• Problem requirements:
Copy out the listing exactly.

____ Stored records

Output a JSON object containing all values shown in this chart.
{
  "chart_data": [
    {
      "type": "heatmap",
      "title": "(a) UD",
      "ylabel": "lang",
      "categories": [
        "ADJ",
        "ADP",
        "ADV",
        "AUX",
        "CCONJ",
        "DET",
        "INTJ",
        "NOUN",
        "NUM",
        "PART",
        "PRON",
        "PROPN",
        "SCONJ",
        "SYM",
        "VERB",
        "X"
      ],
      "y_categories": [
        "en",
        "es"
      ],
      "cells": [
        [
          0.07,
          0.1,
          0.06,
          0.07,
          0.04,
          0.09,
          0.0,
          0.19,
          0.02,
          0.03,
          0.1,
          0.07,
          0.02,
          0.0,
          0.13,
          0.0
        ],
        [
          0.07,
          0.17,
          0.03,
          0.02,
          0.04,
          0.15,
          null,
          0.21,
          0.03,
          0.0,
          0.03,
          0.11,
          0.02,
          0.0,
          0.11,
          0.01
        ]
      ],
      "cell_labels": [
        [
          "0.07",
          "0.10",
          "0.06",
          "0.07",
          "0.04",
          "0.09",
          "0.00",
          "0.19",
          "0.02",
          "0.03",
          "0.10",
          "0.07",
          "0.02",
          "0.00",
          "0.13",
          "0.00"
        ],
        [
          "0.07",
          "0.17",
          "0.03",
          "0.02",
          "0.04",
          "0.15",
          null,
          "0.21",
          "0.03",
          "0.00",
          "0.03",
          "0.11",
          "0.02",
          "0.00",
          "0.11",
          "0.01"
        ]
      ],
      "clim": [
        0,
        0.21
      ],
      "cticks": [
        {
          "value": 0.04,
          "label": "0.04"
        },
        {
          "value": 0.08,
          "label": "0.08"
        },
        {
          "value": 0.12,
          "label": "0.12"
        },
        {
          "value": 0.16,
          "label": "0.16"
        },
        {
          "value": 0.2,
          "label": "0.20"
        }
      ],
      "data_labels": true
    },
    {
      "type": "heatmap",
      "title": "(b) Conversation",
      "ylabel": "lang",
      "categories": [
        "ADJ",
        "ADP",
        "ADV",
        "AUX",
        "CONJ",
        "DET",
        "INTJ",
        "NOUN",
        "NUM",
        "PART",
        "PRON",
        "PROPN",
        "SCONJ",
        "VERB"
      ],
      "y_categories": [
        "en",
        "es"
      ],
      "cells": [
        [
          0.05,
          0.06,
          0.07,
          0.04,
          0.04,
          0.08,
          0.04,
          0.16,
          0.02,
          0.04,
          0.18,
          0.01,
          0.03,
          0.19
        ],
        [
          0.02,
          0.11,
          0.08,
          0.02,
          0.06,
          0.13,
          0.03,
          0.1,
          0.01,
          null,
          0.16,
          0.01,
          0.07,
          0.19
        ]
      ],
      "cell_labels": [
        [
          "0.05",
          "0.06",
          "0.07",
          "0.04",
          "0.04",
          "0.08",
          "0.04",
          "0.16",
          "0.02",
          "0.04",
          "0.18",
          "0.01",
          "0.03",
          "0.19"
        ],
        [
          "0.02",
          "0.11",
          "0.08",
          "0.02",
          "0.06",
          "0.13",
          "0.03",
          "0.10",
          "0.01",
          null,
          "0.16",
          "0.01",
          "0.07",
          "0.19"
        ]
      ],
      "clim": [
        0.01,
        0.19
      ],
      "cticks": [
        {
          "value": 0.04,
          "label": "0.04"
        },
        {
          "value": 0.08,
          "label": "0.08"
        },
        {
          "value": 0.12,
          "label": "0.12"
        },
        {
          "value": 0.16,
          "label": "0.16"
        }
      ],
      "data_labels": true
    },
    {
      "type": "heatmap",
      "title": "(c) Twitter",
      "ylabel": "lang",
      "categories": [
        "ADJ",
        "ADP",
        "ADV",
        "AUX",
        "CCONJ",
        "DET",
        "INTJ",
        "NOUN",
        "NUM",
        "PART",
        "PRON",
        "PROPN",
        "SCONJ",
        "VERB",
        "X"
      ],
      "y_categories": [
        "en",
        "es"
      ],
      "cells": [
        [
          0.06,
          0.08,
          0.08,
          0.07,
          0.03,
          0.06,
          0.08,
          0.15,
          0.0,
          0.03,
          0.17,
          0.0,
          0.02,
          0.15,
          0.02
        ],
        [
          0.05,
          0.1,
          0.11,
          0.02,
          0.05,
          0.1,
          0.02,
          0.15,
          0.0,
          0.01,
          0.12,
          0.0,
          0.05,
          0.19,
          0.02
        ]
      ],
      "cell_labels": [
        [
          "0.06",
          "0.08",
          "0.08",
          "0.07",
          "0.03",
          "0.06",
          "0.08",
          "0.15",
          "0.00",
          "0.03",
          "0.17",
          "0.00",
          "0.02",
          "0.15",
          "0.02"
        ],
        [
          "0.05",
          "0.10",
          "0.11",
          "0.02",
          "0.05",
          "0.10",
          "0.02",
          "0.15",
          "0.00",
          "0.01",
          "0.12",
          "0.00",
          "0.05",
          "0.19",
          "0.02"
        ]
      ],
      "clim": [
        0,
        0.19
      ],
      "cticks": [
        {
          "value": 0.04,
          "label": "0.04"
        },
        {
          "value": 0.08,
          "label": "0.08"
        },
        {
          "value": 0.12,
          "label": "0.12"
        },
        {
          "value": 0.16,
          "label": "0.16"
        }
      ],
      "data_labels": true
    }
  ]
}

________

• Answer for the task:
Output a JSON object containing all values shown in this chart.
{
  "chart_data": [
    {
      "type": "heatmap",
      "title": "(a) UD",
      "ylabel": "lang",
      "categories": [
        "ADJ",
        "ADP",
        "ADV",
        "AUX",
        "CCONJ",
        "DET",
        "INTJ",
        "NOUN",
        "NUM",
        "PART",
        "PRON",
        "PROPN",
        "SCONJ",
        "SYM",
        "VERB",
        "X"
      ],
      "y_categories": [
        "en",
        "es"
      ],
      "cells": [
        [
          0.07,
          0.1,
          0.06,
          0.07,
          0.04,
          0.09,
          0.0,
          0.19,
          0.02,
          0.03,
          0.1,
          0.07,
          0.02,
          0.0,
          0.13,
          0.0
        ],
        [
          0.07,
          0.17,
          0.03,
          0.02,
          0.04,
          0.15,
          null,
          0.21,
          0.03,
          0.0,
          0.03,
          0.11,
          0.02,
          0.0,
          0.11,
          0.01
        ]
      ],
      "cell_labels": [
        [
          "0.07",
          "0.10",
          "0.06",
          "0.07",
          "0.04",
          "0.09",
          "0.00",
          "0.19",
          "0.02",
          "0.03",
          "0.10",
          "0.07",
          "0.02",
          "0.00",
          "0.13",
          "0.00"
        ],
        [
          "0.07",
          "0.17",
          "0.03",
          "0.02",
          "0.04",
          "0.15",
          null,
          "0.21",
          "0.03",
          "0.00",
          "0.03",
          "0.11",
          "0.02",
          "0.00",
          "0.11",
          "0.01"
        ]
      ],
      "clim": [
        0,
        0.21
      ],
      "cticks": [
        {
          "value": 0.04,
          "label": "0.04"
        },
        {
          "value": 0.08,
          "label": "0.08"
        },
        {
          "value": 0.12,
          "label": "0.12"
        },
        {
          "value": 0.16,
          "label": "0.16"
        },
        {
          "value": 0.2,
          "label": "0.20"
        }
      ],
      "data_labels": true
    },
    {
      "type": "heatmap",
      "title": "(b) Conversation",
      "ylabel": "lang",
      "categories": [
        "ADJ",
        "ADP",
        "ADV",
        "AUX",
        "CONJ",
        "DET",
        "INTJ",
        "NOUN",
        "NUM",
        "PART",
        "PRON",
        "PROPN",
        "SCONJ",
        "VERB"
      ],
      "y_categories": [
        "en",
        "es"
      ],
      "cells": [
        [
          0.05,
          0.06,
          0.07,
          0.04,
          0.04,
          0.08,
          0.04,
          0.16,
          0.02,
          0.04,
          0.18,
          0.01,
          0.03,
          0.19
        ],
        [
          0.02,
          0.11,
          0.08,
          0.02,
          0.06,
          0.13,
          0.03,
          0.1,
          0.01,
          null,
          0.16,
          0.01,
          0.07,
          0.19
        ]
      ],
      "cell_labels": [
        [
          "0.05",
          "0.06",
          "0.07",
          "0.04",
          "0.04",
          "0.08",
          "0.04",
          "0.16",
          "0.02",
          "0.04",
          "0.18",
          "0.01",
          "0.03",
          "0.19"
        ],
        [
          "0.02",
          "0.11",
          "0.08",
          "0.02",
          "0.06",
          "0.13",
          "0.03",
          "0.10",
          "0.01",
          null,
          "0.16",
          "0.01",
          "0.07",
          "0.19"
        ]
      ],
      "clim": [
        0.01,
        0.19
      ],
      "cticks": [
        {
          "value": 0.04,
          "label": "0.04"
        },
        {
          "value": 0.08,
          "label": "0.08"
        },
        {
          "value": 0.12,
          "label": "0.12"
        },
        {
          "value": 0.16,
          "label": "0.16"
        }
      ],
      "data_labels": true
    },
    {
      "type": "heatmap",
      "title": "(c) Twitter",
      "ylabel": "lang",
      "categories": [
        "ADJ",
        "ADP",
        "ADV",
        "AUX",
        "CCONJ",
        "DET",
        "INTJ",
        "NOUN",
        "NUM",
        "PART",
        "PRON",
        "PROPN",
        "SCONJ",
        "VERB",
        "X"
      ],
      "y_categories": [
        "en",
        "es"
      ],
      "cells": [
        [
          0.06,
          0.08,
          0.08,
          0.07,
          0.03,
          0.06,
          0.08,
          0.15,
          0.0,
          0.03,
          0.17,
          0.0,
          0.02,
          0.15,
          0.02
        ],
        [
          0.05,
          0.1,
          0.11,
          0.02,
          0.05,
          0.1,
          0.02,
          0.15,
          0.0,
          0.01,
          0.12,
          0.0,
          0.05,
          0.19,
          0.02
        ]
      ],
      "cell_labels": [
        [
          "0.06",
          "0.08",
          "0.08",
          "0.07",
          "0.03",
          "0.06",
          "0.08",
          "0.15",
          "0.00",
          "0.03",
          "0.17",
          "0.00",
          "0.02",
          "0.15",
          "0.02"
        ],
        [
          "0.05",
          "0.10",
          "0.11",
          "0.02",
          "0.05",
          "0.10",
          "0.02",
          "0.15",
          "0.00",
          "0.01",
          "0.12",
          "0.00",
          "0.05",
          "0.19",
          "0.02"
        ]
      ],
      "clim": [
        0,
        0.19
      ],
      "cticks": [
        {
          "value": 0.04,
          "label": "0.04"
        },
        {
          "value": 0.08,
          "label": "0.08"
        },
        {
          "value": 0.12,
          "label": "0.12"
        },
        {
          "value": 0.16,
          "label": "0.16"
        }
      ],
      "data_labels": true
    }
  ]
}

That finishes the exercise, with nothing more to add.